= Instruction =
Extract every record, keeping each one exactly as it is.

= Material provided =
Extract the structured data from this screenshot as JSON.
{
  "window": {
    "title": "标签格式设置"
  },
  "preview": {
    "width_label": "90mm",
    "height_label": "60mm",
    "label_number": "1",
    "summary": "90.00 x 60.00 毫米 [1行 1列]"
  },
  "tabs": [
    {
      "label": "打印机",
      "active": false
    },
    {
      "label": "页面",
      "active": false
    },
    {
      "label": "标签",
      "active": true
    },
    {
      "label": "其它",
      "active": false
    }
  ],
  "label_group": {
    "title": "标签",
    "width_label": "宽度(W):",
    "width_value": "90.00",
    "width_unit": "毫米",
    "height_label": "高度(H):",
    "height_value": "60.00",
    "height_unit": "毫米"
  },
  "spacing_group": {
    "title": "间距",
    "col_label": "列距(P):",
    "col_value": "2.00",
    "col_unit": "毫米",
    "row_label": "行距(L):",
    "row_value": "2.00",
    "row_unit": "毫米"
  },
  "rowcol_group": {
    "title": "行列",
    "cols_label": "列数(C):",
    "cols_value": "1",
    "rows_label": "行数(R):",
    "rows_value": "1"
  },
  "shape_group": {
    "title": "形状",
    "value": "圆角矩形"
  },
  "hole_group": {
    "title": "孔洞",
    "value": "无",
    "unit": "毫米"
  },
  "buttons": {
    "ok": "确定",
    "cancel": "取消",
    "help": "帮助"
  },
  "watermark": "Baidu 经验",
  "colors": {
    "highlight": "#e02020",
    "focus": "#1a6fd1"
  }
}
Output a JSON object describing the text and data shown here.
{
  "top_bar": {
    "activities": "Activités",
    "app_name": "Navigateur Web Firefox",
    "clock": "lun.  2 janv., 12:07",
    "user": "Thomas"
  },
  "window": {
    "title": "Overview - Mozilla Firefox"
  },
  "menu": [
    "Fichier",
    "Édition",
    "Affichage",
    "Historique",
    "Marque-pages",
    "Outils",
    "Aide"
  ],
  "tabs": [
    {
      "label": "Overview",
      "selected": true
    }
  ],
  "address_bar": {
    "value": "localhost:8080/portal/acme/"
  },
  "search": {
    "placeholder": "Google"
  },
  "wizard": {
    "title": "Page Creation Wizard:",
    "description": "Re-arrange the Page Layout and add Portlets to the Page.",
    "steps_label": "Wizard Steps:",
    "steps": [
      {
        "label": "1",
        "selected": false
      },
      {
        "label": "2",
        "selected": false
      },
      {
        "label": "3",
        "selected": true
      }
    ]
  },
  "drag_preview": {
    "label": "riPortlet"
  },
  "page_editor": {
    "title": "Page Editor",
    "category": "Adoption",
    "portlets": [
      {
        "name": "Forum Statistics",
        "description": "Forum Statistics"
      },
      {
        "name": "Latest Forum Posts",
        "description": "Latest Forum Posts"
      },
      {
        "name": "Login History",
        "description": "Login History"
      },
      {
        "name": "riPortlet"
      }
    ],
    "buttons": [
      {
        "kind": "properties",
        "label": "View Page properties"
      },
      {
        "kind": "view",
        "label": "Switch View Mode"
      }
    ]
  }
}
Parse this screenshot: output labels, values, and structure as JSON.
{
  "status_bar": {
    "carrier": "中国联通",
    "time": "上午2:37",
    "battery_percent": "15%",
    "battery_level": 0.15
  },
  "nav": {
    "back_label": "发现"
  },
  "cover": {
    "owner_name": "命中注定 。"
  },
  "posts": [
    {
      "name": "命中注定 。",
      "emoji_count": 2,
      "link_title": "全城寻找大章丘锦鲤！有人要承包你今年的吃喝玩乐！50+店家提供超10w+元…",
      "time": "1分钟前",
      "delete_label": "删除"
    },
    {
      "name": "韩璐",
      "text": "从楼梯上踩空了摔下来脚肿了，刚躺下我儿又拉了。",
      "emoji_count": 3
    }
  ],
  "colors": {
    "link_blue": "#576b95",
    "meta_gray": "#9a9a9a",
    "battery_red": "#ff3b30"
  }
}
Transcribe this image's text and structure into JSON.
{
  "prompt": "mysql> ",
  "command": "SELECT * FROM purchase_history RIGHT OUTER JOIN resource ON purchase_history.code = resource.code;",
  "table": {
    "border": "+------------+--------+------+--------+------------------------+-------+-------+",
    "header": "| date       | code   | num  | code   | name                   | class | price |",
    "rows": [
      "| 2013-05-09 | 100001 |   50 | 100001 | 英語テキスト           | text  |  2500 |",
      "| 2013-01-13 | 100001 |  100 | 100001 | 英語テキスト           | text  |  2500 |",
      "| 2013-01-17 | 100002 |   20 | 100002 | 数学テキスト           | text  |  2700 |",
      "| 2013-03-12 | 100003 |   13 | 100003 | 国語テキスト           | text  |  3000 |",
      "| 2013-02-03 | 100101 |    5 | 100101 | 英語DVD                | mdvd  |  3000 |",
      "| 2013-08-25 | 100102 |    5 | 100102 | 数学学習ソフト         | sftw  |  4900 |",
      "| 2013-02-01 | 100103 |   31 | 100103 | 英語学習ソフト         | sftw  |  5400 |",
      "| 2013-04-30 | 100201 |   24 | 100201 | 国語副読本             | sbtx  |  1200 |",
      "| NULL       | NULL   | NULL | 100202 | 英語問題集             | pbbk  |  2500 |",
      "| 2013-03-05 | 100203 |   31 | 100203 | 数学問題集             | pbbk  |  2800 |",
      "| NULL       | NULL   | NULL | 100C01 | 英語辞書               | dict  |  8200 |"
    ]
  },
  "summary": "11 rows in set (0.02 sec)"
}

= Reply to the task =
Extract the structured data from this screenshot as JSON.
{
  "window": {
    "title": "标签格式设置"
  },
  "preview": {
    "width_label": "90mm",
    "height_label": "60mm",
    "label_number": "1",
    "summary": "90.00 x 60.00 毫米 [1行 1列]"
  },
  "tabs": [
    {
      "label": "打印机",
      "active": false
    },
    {
      "label": "页面",
      "active": false
    },
    {
      "label": "标签",
      "active": true
    },
    {
      "label": "其它",
      "active": false
    }
  ],
  "label_group": {
    "title": "标签",
    "width_label": "宽度(W):",
    "width_value": "90.00",
    "width_unit": "毫米",
    "height_label": "高度(H):",
    "height_value": "60.00",
    "height_unit": "毫米"
  },
  "spacing_group": {
    "title": "间距",
    "col_label": "列距(P):",
    "col_value": "2.00",
    "col_unit": "毫米",
    "row_label": "行距(L):",
    "row_value": "2.00",
    "row_unit": "毫米"
  },
  "rowcol_group": {
    "title": "行列",
    "cols_label": "列数(C):",
    "cols_value": "1",
    "rows_label": "行数(R):",
    "rows_value": "1"
  },
  "shape_group": {
    "title": "形状",
    "value": "圆角矩形"
  },
  "hole_group": {
    "title": "孔洞",
    "value": "无",
    "unit": "毫米"
  },
  "buttons": {
    "ok": "确定",
    "cancel": "取消",
    "help": "帮助"
  },
  "watermark": "Baidu 经验",
  "colors": {
    "highlight": "#e02020",
    "focus": "#1a6fd1"
  }
}
Output a JSON object describing the text and data shown here.
{
  "top_bar": {
    "activities": "Activités",
    "app_name": "Navigateur Web Firefox",
    "clock": "lun.  2 janv., 12:07",
    "user": "Thomas"
  },
  "window": {
    "title": "Overview - Mozilla Firefox"
  },
  "menu": [
    "Fichier",
    "Édition",
    "Affichage",
    "Historique",
    "Marque-pages",
    "Outils",
    "Aide"
  ],
  "tabs": [
    {
      "label": "Overview",
      "selected": true
    }
  ],
  "address_bar": {
    "value": "localhost:8080/portal/acme/"
  },
  "search": {
    "placeholder": "Google"
  },
  "wizard": {
    "title": "Page Creation Wizard:",
    "description": "Re-arrange the Page Layout and add Portlets to the Page.",
    "steps_label": "Wizard Steps:",
    "steps": [
      {
        "label": "1",
        "selected": false
      },
      {
        "label": "2",
        "selected": false
      },
      {
        "label": "3",
        "selected": true
      }
    ]
  },
  "drag_preview": {
    "label": "riPortlet"
  },
  "page_editor": {
    "title": "Page Editor",
    "category": "Adoption",
    "portlets": [
      {
        "name": "Forum Statistics",
        "description": "Forum Statistics"
      },
      {
        "name": "Latest Forum Posts",
        "description": "Latest Forum Posts"
      },
      {
        "name": "Login History",
        "description": "Login History"
      },
      {
        "name": "riPortlet"
      }
    ],
    "buttons": [
      {
        "kind": "properties",
        "label": "View Page properties"
      },
      {
        "kind": "view",
        "label": "Switch View Mode"
      }
    ]
  }
}
Parse this screenshot: output labels, values, and structure as JSON.
{
  "status_bar": {
    "carrier": "中国联通",
    "time": "上午2:37",
    "battery_percent": "15%",
    "battery_level": 0.15
  },
  "nav": {
    "back_label": "发现"
  },
  "cover": {
    "owner_name": "命中注定 。"
  },
  "posts": [
    {
      "name": "命中注定 。",
      "emoji_count": 2,
      "link_title": "全城寻找大章丘锦鲤！有人要承包你今年的吃喝玩乐！50+店家提供超10w+元…",
      "time": "1分钟前",
      "delete_label": "删除"
    },
    {
      "name": "韩璐",
      "text": "从楼梯上踩空了摔下来脚肿了，刚躺下我儿又拉了。",
      "emoji_count": 3
    }
  ],
  "colors": {
    "link_blue": "#576b95",
    "meta_gray": "#9a9a9a",
    "battery_red": "#ff3b30"
  }
}
Transcribe this image's text and structure into JSON.
{
  "prompt": "mysql> ",
  "command": "SELECT * FROM purchase_history RIGHT OUTER JOIN resource ON purchase_history.code = resource.code;",
  "table": {
    "border": "+------------+--------+------+--------+------------------------+-------+-------+",
    "header": "| date       | code   | num  | code   | name                   | class | price |",
    "rows": [
      "| 2013-05-09 | 100001 |   50 | 100001 | 英語テキスト           | text  |  2500 |",
      "| 2013-01-13 | 100001 |  100 | 100001 | 英語テキスト           | text  |  2500 |",
      "| 2013-01-17 | 100002 |   20 | 100002 | 数学テキスト           | text  |  2700 |",
      "| 2013-03-12 | 100003 |   13 | 100003 | 国語テキスト           | text  |  3000 |",
      "| 2013-02-03 | 100101 |    5 | 100101 | 英語DVD                | mdvd  |  3000 |",
      "| 2013-08-25 | 100102 |    5 | 100102 | 数学学習ソフト         | sftw  |  4900 |",
      "| 2013-02-01 | 100103 |   31 | 100103 | 英語学習ソフト         | sftw  |  5400 |",
      "| 2013-04-30 | 100201 |   24 | 100201 | 国語副読本             | sbtx  |  1200 |",
      "| NULL       | NULL   | NULL | 100202 | 英語問題集             | pbbk  |  2500 |",
      "| 2013-03-05 | 100203 |   31 | 100203 | 数学問題集             | pbbk  |  2800 |",
      "| NULL       | NULL   | NULL | 100C01 | 英語辞書               | dict  |  8200 |"
    ]
  },
  "summary": "11 rows in set (0.02 sec)"
}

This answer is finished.